-------- DATA ENTRIES --------

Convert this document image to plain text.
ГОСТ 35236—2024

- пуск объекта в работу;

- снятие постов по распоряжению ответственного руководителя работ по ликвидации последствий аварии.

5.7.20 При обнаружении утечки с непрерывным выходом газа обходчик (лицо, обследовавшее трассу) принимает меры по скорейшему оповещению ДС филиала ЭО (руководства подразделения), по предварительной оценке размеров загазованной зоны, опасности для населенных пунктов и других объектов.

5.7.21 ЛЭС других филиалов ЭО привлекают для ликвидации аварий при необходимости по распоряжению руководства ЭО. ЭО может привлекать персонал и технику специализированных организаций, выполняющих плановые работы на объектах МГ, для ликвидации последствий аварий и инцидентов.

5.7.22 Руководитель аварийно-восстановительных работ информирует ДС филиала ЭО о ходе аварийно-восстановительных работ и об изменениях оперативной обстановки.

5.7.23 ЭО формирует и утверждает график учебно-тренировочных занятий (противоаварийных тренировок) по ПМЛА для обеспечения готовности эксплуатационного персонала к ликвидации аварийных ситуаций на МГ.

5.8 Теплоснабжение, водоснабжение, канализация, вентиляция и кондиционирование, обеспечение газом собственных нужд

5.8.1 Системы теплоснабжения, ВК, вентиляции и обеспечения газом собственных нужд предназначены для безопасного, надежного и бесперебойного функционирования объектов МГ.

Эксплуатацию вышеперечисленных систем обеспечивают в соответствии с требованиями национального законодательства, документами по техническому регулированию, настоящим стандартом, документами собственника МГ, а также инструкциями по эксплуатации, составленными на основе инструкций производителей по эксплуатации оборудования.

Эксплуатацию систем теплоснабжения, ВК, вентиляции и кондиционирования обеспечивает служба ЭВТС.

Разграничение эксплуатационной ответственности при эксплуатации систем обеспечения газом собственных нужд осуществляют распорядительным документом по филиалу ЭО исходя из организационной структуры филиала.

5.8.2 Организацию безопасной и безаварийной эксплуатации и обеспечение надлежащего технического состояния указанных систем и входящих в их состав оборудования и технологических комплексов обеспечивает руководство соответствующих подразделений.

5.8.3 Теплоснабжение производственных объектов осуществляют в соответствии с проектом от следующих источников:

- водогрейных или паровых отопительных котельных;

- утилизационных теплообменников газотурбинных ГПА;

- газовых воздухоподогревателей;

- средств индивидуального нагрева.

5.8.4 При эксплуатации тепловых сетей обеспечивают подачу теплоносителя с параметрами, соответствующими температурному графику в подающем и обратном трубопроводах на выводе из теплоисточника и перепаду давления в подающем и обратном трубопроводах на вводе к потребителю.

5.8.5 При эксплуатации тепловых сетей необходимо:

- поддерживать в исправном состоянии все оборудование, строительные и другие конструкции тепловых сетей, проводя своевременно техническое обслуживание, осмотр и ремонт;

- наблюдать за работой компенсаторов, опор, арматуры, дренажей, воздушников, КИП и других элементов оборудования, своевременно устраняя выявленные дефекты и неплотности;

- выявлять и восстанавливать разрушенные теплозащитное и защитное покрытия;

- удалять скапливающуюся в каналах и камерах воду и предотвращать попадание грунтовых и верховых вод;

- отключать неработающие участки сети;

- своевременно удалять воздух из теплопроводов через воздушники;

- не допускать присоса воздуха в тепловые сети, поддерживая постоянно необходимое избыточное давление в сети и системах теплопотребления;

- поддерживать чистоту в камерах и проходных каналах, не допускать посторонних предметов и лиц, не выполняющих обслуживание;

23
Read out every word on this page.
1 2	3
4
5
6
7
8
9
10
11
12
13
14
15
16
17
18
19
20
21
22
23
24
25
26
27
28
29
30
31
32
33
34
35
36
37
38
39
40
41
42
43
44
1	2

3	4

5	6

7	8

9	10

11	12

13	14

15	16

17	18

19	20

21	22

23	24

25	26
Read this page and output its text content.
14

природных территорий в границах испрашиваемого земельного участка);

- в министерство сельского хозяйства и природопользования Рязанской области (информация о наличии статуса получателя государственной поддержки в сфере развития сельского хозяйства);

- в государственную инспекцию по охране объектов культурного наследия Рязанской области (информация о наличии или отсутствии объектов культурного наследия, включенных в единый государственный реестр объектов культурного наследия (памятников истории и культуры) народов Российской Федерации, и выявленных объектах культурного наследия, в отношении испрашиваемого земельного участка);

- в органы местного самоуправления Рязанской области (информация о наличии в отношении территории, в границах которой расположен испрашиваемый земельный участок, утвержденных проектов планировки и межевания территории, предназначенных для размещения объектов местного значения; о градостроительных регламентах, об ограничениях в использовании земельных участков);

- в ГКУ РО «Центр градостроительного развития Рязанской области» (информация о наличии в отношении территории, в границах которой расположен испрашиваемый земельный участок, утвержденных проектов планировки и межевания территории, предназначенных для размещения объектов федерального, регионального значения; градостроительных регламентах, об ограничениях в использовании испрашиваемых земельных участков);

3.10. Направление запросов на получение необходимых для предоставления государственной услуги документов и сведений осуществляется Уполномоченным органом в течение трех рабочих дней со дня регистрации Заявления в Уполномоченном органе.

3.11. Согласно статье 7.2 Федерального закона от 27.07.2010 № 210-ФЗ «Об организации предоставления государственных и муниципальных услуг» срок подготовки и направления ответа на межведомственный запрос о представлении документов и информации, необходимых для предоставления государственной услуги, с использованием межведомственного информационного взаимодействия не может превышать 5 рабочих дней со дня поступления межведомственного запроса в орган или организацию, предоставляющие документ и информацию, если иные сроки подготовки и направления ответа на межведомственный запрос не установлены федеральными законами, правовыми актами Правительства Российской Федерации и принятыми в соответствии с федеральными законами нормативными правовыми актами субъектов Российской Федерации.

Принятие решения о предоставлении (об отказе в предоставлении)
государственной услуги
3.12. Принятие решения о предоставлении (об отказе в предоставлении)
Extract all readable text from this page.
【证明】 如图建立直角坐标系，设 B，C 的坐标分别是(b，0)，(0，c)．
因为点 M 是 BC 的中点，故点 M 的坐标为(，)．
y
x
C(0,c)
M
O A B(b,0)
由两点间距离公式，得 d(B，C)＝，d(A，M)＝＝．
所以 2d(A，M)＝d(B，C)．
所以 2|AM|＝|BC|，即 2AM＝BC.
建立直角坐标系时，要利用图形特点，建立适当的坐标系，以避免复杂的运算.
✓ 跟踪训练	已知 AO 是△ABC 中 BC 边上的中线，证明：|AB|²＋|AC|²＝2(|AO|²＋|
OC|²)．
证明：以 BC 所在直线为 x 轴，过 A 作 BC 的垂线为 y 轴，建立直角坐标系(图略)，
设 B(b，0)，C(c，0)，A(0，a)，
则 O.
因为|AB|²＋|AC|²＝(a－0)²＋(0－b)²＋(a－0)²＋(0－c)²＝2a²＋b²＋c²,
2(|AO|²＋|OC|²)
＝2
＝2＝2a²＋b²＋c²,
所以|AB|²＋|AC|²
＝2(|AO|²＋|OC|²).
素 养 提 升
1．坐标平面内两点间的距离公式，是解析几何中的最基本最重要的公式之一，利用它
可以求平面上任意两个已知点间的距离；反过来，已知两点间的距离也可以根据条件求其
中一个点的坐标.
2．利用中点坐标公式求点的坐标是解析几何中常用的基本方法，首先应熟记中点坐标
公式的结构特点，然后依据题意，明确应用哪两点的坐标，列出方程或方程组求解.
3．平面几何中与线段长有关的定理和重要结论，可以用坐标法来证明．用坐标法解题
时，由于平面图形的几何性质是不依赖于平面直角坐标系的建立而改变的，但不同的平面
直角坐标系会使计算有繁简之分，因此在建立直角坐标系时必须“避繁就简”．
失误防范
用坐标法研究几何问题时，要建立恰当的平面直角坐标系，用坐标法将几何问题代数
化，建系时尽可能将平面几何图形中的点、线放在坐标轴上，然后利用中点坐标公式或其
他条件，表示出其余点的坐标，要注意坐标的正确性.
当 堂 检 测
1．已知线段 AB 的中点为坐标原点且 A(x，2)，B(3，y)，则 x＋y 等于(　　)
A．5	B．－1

--------

THE TASK — Select and copy every line from the records that includes the word "распоряжению".

PROBLEM SOLUTION —
- снятие постов по распоряжению ответственного руководителя работ по ликвидации последствий аварии.
5.7.21 ЛЭС других филиалов ЭО привлекают для ликвидации аварий при необходимости по распоряжению руководства ЭО. ЭО может привлекать персонал и технику специализированных организаций, выполняющих плановые работы на объектах МГ, для ликвидации последствий аварий и инцидентов.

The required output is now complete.